▶ REQUIREMENTS
List each line of the data in which the string "humana" appears.
___ INPUT RECORDS ___
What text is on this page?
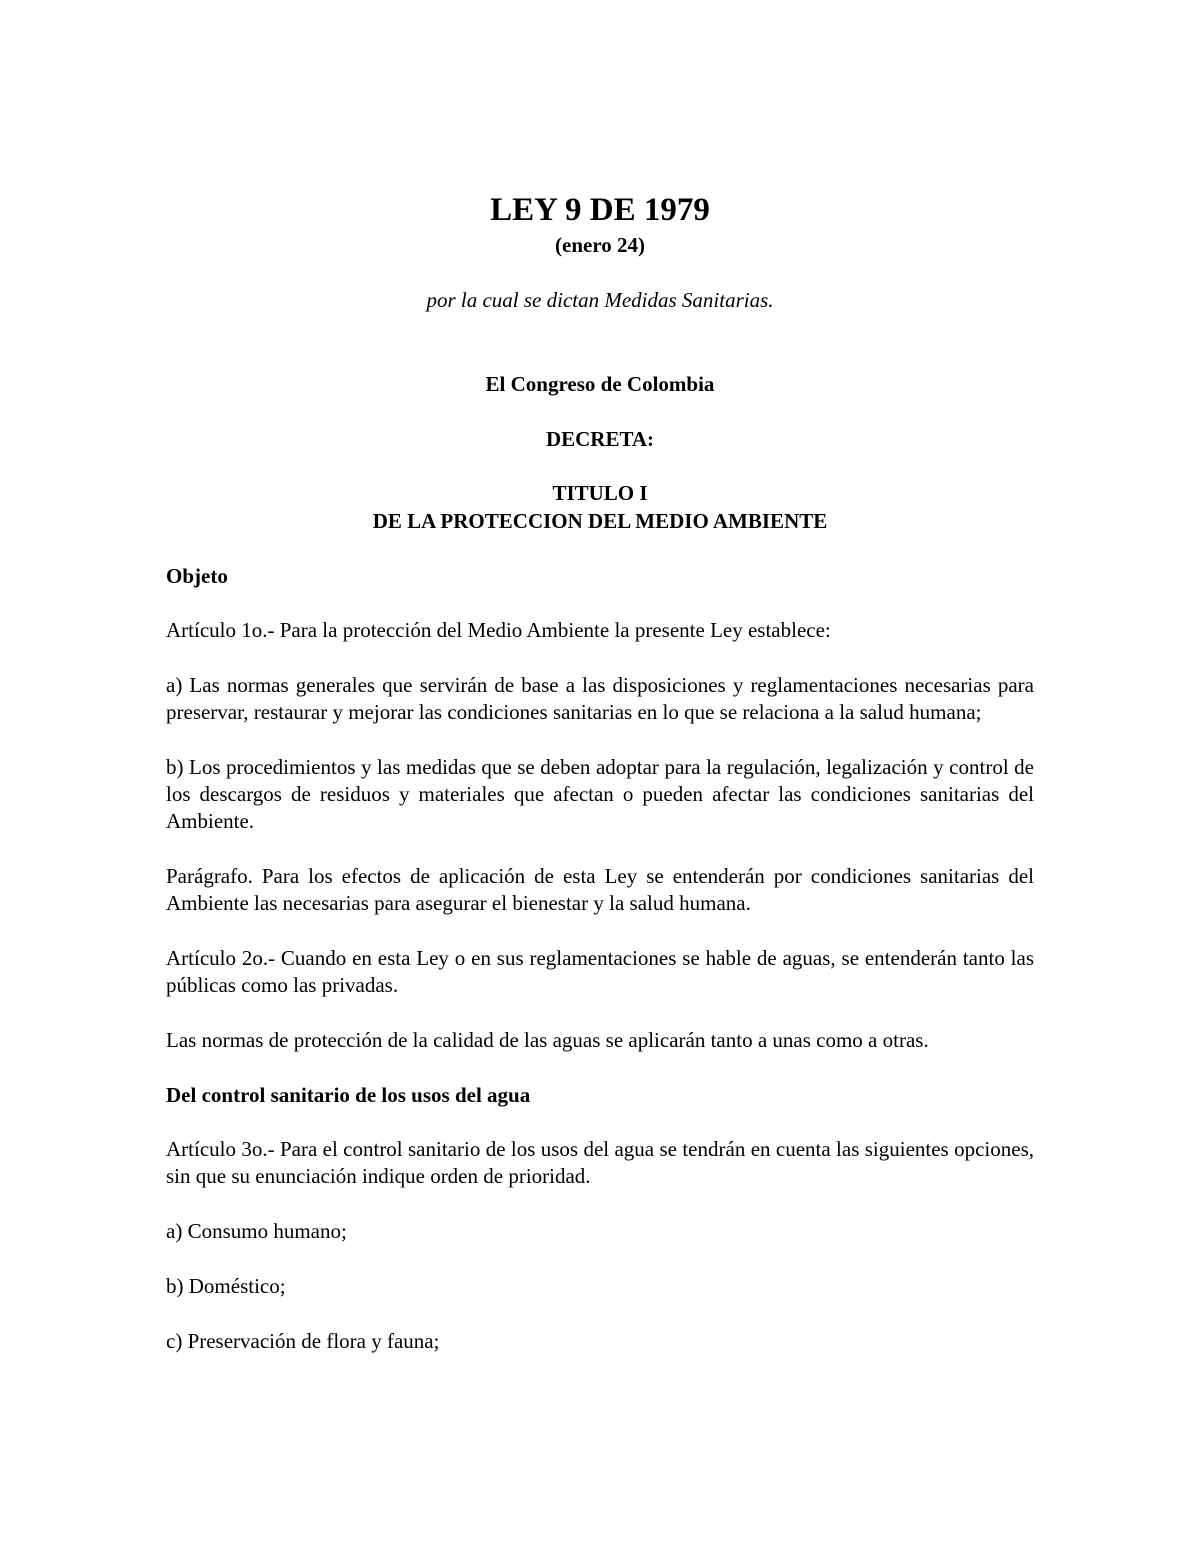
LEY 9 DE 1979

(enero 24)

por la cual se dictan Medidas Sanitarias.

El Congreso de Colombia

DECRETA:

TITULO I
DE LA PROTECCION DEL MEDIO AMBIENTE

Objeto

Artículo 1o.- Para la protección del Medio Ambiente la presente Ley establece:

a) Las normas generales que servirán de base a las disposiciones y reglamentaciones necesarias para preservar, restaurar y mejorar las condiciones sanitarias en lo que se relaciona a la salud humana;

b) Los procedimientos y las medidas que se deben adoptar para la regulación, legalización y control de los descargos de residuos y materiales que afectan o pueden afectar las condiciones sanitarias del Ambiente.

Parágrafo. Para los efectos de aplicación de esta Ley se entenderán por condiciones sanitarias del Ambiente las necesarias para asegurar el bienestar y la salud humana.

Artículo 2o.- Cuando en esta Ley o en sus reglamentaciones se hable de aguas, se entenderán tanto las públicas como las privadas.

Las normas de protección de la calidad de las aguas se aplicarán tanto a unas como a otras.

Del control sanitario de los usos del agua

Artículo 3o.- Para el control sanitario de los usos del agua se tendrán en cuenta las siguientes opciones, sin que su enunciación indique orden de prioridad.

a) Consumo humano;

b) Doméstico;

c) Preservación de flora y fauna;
___
▶ THE REPLY
a) Las normas generales que servirán de base a las disposiciones y reglamentaciones necesarias para preservar, restaurar y mejorar las condiciones sanitarias en lo que se relaciona a la salud humana;
Parágrafo. Para los efectos de aplicación de esta Ley se entenderán por condiciones sanitarias del Ambiente las necesarias para asegurar el bienestar y la salud humana.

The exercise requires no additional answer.